What this task involves: Go through the data below. List every line that holds the word "vers".

Raw records:
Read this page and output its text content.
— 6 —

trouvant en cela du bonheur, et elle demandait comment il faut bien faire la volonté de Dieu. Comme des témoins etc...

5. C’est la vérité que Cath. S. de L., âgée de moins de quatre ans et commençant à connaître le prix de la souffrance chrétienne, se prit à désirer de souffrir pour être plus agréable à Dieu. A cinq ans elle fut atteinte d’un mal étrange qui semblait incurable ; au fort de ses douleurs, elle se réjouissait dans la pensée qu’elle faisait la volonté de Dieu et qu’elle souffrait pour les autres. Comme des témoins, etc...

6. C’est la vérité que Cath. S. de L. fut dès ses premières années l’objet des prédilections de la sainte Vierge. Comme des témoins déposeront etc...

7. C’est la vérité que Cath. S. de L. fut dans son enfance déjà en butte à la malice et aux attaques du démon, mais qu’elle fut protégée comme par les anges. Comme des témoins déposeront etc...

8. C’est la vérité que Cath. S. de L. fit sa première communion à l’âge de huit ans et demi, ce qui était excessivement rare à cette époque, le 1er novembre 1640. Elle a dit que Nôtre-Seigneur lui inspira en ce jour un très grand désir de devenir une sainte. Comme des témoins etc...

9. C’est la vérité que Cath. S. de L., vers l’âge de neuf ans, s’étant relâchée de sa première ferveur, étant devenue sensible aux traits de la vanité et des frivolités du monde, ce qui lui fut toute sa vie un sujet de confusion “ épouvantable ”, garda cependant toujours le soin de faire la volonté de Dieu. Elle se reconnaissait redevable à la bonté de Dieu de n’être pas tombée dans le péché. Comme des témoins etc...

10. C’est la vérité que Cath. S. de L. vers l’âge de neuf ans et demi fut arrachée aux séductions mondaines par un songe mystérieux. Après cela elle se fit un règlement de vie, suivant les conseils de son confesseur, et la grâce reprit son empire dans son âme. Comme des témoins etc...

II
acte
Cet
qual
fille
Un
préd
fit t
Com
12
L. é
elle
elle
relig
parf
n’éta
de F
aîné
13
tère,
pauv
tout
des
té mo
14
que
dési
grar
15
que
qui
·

Task result:
9. C’est la vérité que Cath. S. de L., vers l’âge de neuf ans, s’étant relâchée de sa première ferveur, étant devenue sensible aux traits de la vanité et des frivolités du monde, ce qui lui fut toute sa vie un sujet de confusion “ épouvantable ”, garda cependant toujours le soin de faire la volonté de Dieu. Elle se reconnaissait redevable à la bonté de Dieu de n’être pas tombée dans le péché. Comme des témoins etc...
10. C’est la vérité que Cath. S. de L. vers l’âge de neuf ans et demi fut arrachée aux séductions mondaines par un songe mystérieux. Après cela elle se fit un règlement de vie, suivant les conseils de son confesseur, et la grâce reprit son empire dans son âme. Comme des témoins etc...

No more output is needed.